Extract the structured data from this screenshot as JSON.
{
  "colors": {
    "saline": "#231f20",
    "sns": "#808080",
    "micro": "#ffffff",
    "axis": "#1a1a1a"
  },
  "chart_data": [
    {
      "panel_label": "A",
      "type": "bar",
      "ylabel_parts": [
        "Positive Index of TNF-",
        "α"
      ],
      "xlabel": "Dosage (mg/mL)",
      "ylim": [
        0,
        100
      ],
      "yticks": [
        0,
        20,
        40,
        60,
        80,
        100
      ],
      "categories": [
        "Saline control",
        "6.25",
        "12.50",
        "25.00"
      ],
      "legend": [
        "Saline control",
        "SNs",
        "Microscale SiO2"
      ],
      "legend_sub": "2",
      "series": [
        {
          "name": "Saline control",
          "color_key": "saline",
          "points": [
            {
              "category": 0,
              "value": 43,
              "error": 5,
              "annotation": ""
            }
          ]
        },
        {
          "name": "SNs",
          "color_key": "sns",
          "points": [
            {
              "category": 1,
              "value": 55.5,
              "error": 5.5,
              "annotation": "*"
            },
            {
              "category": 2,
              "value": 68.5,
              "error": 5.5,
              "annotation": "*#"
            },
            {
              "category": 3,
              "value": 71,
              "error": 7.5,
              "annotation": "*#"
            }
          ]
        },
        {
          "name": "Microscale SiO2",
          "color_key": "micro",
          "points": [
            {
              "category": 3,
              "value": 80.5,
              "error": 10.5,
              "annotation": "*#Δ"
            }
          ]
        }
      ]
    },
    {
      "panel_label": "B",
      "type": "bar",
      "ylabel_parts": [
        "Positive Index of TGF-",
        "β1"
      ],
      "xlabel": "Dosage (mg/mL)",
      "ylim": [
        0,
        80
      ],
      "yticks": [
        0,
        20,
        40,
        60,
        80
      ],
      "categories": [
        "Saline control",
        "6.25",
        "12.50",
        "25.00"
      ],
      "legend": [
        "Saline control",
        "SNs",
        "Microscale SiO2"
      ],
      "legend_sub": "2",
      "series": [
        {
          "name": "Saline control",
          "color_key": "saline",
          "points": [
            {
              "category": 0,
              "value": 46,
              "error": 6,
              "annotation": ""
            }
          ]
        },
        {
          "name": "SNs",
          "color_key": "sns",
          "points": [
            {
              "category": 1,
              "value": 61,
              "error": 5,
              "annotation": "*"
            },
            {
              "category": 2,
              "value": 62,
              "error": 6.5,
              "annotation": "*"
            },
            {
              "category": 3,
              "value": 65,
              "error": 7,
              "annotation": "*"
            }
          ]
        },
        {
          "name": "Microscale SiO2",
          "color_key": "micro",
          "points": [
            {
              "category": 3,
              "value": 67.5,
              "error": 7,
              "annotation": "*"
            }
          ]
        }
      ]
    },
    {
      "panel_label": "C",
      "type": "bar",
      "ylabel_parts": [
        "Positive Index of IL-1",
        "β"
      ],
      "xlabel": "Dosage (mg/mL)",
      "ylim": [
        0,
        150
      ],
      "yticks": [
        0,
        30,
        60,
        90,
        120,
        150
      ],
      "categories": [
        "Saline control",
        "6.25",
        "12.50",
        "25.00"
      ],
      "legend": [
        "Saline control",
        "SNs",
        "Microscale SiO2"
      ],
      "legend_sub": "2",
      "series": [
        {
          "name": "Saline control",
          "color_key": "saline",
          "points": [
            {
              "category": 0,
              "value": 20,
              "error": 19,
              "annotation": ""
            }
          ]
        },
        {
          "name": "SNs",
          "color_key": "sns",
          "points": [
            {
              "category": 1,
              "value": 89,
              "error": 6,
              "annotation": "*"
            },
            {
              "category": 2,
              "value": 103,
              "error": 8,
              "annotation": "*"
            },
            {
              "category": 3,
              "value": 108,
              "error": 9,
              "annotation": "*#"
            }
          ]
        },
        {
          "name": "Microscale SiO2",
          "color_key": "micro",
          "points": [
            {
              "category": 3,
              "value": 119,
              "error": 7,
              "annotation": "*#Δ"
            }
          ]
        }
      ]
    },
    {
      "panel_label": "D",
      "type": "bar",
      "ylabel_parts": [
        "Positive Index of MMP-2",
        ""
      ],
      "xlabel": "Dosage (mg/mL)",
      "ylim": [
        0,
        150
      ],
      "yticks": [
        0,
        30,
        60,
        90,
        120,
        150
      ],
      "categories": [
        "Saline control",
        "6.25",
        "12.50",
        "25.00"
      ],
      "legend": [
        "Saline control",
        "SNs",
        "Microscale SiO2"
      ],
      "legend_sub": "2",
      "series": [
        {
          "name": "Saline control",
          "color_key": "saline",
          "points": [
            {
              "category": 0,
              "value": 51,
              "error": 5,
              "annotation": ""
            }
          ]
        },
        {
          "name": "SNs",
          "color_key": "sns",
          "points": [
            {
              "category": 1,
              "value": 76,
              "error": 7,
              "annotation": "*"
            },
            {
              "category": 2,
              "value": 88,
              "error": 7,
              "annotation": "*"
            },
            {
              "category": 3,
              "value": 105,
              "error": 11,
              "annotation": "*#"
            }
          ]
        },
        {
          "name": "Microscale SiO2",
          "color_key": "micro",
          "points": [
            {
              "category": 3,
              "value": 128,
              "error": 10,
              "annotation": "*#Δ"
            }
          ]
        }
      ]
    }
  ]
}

^^^^^^^^

GIVEN REQUEST: Repeat the records exactly, including every line.

ANSWER TO THIS TASK:
Extract the structured data from this screenshot as JSON.
{
  "colors": {
    "saline": "#231f20",
    "sns": "#808080",
    "micro": "#ffffff",
    "axis": "#1a1a1a"
  },
  "chart_data": [
    {
      "panel_label": "A",
      "type": "bar",
      "ylabel_parts": [
        "Positive Index of TNF-",
        "α"
      ],
      "xlabel": "Dosage (mg/mL)",
      "ylim": [
        0,
        100
      ],
      "yticks": [
        0,
        20,
        40,
        60,
        80,
        100
      ],
      "categories": [
        "Saline control",
        "6.25",
        "12.50",
        "25.00"
      ],
      "legend": [
        "Saline control",
        "SNs",
        "Microscale SiO2"
      ],
      "legend_sub": "2",
      "series": [
        {
          "name": "Saline control",
          "color_key": "saline",
          "points": [
            {
              "category": 0,
              "value": 43,
              "error": 5,
              "annotation": ""
            }
          ]
        },
        {
          "name": "SNs",
          "color_key": "sns",
          "points": [
            {
              "category": 1,
              "value": 55.5,
              "error": 5.5,
              "annotation": "*"
            },
            {
              "category": 2,
              "value": 68.5,
              "error": 5.5,
              "annotation": "*#"
            },
            {
              "category": 3,
              "value": 71,
              "error": 7.5,
              "annotation": "*#"
            }
          ]
        },
        {
          "name": "Microscale SiO2",
          "color_key": "micro",
          "points": [
            {
              "category": 3,
              "value": 80.5,
              "error": 10.5,
              "annotation": "*#Δ"
            }
          ]
        }
      ]
    },
    {
      "panel_label": "B",
      "type": "bar",
      "ylabel_parts": [
        "Positive Index of TGF-",
        "β1"
      ],
      "xlabel": "Dosage (mg/mL)",
      "ylim": [
        0,
        80
      ],
      "yticks": [
        0,
        20,
        40,
        60,
        80
      ],
      "categories": [
        "Saline control",
        "6.25",
        "12.50",
        "25.00"
      ],
      "legend": [
        "Saline control",
        "SNs",
        "Microscale SiO2"
      ],
      "legend_sub": "2",
      "series": [
        {
          "name": "Saline control",
          "color_key": "saline",
          "points": [
            {
              "category": 0,
              "value": 46,
              "error": 6,
              "annotation": ""
            }
          ]
        },
        {
          "name": "SNs",
          "color_key": "sns",
          "points": [
            {
              "category": 1,
              "value": 61,
              "error": 5,
              "annotation": "*"
            },
            {
              "category": 2,
              "value": 62,
              "error": 6.5,
              "annotation": "*"
            },
            {
              "category": 3,
              "value": 65,
              "error": 7,
              "annotation": "*"
            }
          ]
        },
        {
          "name": "Microscale SiO2",
          "color_key": "micro",
          "points": [
            {
              "category": 3,
              "value": 67.5,
              "error": 7,
              "annotation": "*"
            }
          ]
        }
      ]
    },
    {
      "panel_label": "C",
      "type": "bar",
      "ylabel_parts": [
        "Positive Index of IL-1",
        "β"
      ],
      "xlabel": "Dosage (mg/mL)",
      "ylim": [
        0,
        150
      ],
      "yticks": [
        0,
        30,
        60,
        90,
        120,
        150
      ],
      "categories": [
        "Saline control",
        "6.25",
        "12.50",
        "25.00"
      ],
      "legend": [
        "Saline control",
        "SNs",
        "Microscale SiO2"
      ],
      "legend_sub": "2",
      "series": [
        {
          "name": "Saline control",
          "color_key": "saline",
          "points": [
            {
              "category": 0,
              "value": 20,
              "error": 19,
              "annotation": ""
            }
          ]
        },
        {
          "name": "SNs",
          "color_key": "sns",
          "points": [
            {
              "category": 1,
              "value": 89,
              "error": 6,
              "annotation": "*"
            },
            {
              "category": 2,
              "value": 103,
              "error": 8,
              "annotation": "*"
            },
            {
              "category": 3,
              "value": 108,
              "error": 9,
              "annotation": "*#"
            }
          ]
        },
        {
          "name": "Microscale SiO2",
          "color_key": "micro",
          "points": [
            {
              "category": 3,
              "value": 119,
              "error": 7,
              "annotation": "*#Δ"
            }
          ]
        }
      ]
    },
    {
      "panel_label": "D",
      "type": "bar",
      "ylabel_parts": [
        "Positive Index of MMP-2",
        ""
      ],
      "xlabel": "Dosage (mg/mL)",
      "ylim": [
        0,
        150
      ],
      "yticks": [
        0,
        30,
        60,
        90,
        120,
        150
      ],
      "categories": [
        "Saline control",
        "6.25",
        "12.50",
        "25.00"
      ],
      "legend": [
        "Saline control",
        "SNs",
        "Microscale SiO2"
      ],
      "legend_sub": "2",
      "series": [
        {
          "name": "Saline control",
          "color_key": "saline",
          "points": [
            {
              "category": 0,
              "value": 51,
              "error": 5,
              "annotation": ""
            }
          ]
        },
        {
          "name": "SNs",
          "color_key": "sns",
          "points": [
            {
              "category": 1,
              "value": 76,
              "error": 7,
              "annotation": "*"
            },
            {
              "category": 2,
              "value": 88,
              "error": 7,
              "annotation": "*"
            },
            {
              "category": 3,
              "value": 105,
              "error": 11,
              "annotation": "*#"
            }
          ]
        },
        {
          "name": "Microscale SiO2",
          "color_key": "micro",
          "points": [
            {
              "category": 3,
              "value": 128,
              "error": 10,
              "annotation": "*#Δ"
            }
          ]
        }
      ]
    }
  ]
}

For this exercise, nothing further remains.